* BEGIN *
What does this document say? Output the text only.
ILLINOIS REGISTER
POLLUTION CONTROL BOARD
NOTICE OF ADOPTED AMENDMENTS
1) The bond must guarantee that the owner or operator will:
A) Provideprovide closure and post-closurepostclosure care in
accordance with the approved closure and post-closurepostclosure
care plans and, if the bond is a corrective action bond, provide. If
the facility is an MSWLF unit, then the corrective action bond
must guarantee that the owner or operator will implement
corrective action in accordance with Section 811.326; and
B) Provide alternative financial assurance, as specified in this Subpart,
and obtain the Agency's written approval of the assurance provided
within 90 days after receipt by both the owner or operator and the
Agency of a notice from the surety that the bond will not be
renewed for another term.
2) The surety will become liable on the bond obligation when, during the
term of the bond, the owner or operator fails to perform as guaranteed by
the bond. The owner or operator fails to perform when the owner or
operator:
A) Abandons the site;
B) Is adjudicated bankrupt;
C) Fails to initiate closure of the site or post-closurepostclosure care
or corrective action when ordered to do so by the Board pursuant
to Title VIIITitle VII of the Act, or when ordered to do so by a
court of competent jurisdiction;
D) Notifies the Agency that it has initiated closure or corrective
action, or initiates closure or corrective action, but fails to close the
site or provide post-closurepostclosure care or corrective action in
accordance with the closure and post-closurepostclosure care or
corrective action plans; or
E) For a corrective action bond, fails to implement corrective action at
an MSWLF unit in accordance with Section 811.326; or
* END *
* BEGIN *
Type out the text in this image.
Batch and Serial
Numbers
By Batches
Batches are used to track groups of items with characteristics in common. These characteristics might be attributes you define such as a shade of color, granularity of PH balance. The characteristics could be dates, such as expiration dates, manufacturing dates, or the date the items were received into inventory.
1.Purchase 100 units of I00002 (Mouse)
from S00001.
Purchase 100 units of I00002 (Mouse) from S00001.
* END *
Exercise description
Pick out the lines above that hold the string "will" and show them.

Completed task
1) The bond must guarantee that the owner or operator will:
must guarantee that the owner or operator will implement
Agency of a notice from the surety that the bond will not be
2) The surety will become liable on the bond obligation when, during the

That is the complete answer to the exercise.